Exercise directions:
Copy out every line that contains "设抛物线的解析式是".

Provided data:
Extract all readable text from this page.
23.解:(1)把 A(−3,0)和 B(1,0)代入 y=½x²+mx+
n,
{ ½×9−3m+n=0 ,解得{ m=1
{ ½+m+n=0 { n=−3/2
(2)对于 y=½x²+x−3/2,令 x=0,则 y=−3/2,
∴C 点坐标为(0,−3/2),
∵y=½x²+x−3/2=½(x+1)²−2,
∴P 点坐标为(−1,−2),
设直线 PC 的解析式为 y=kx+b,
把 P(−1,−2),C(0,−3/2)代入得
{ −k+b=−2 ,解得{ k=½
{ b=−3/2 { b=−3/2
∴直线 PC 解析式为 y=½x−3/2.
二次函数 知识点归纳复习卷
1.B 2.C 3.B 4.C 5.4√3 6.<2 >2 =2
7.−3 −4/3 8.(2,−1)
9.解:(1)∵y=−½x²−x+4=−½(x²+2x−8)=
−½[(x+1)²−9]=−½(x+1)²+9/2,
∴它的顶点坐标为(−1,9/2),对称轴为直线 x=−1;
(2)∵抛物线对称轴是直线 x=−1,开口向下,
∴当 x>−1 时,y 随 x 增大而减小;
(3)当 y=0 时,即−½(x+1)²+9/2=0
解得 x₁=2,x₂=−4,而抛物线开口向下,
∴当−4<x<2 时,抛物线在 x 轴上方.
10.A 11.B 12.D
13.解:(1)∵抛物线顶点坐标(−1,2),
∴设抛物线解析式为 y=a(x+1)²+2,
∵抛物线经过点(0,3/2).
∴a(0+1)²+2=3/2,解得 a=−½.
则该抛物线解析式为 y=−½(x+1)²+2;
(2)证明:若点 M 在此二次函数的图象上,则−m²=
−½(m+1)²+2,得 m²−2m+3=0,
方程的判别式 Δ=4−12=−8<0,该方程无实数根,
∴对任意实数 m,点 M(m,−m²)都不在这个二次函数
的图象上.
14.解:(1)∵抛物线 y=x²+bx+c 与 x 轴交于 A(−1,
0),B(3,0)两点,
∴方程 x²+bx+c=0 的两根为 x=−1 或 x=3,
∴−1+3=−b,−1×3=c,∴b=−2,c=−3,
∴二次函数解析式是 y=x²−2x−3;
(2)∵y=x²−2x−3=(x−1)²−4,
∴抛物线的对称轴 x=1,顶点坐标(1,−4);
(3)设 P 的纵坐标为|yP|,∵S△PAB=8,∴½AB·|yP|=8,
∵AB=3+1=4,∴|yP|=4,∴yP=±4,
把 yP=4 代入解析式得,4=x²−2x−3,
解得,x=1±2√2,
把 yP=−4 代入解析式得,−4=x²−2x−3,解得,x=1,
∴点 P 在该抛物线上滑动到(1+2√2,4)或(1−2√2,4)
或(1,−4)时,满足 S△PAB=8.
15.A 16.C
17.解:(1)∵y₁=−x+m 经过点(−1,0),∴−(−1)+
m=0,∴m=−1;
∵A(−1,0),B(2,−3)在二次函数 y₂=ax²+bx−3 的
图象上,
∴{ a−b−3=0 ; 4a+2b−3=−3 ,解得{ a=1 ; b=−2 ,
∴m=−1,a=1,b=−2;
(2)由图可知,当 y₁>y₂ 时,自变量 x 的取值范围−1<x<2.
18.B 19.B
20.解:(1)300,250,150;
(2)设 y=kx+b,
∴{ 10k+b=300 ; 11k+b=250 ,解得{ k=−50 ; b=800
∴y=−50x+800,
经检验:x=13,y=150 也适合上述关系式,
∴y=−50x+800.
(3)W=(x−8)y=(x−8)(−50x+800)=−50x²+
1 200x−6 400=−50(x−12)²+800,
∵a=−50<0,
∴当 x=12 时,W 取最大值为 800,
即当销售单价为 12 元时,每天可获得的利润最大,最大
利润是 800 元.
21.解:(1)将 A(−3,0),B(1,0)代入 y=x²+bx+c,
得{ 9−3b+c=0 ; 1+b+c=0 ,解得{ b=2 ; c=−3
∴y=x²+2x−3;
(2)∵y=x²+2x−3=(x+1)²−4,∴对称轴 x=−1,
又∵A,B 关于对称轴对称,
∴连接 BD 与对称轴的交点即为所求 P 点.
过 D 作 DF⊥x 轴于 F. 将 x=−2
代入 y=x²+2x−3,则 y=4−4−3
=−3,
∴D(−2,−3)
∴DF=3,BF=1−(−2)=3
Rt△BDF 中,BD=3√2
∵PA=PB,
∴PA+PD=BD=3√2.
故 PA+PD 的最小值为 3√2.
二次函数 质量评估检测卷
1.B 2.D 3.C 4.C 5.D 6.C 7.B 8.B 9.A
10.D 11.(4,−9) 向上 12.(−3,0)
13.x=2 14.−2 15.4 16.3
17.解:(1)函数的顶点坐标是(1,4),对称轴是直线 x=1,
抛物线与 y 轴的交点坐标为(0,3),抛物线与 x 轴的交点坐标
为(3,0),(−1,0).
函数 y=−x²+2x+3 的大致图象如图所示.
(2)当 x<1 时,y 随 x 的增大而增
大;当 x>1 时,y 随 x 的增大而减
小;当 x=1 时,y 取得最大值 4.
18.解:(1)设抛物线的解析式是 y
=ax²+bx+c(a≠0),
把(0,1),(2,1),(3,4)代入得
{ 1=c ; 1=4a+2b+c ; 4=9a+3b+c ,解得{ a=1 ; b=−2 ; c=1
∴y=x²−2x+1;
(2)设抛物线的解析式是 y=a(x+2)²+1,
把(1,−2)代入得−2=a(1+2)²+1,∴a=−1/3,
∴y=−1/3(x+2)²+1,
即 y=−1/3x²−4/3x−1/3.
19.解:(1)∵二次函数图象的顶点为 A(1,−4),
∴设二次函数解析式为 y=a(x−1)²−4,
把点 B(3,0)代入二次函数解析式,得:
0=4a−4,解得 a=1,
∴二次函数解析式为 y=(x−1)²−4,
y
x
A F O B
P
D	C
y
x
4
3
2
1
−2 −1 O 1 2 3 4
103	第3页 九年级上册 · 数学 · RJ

Finished answer:
18.解:(1)设抛物线的解析式是 y
(2)设抛物线的解析式是 y=a(x+2)²+1,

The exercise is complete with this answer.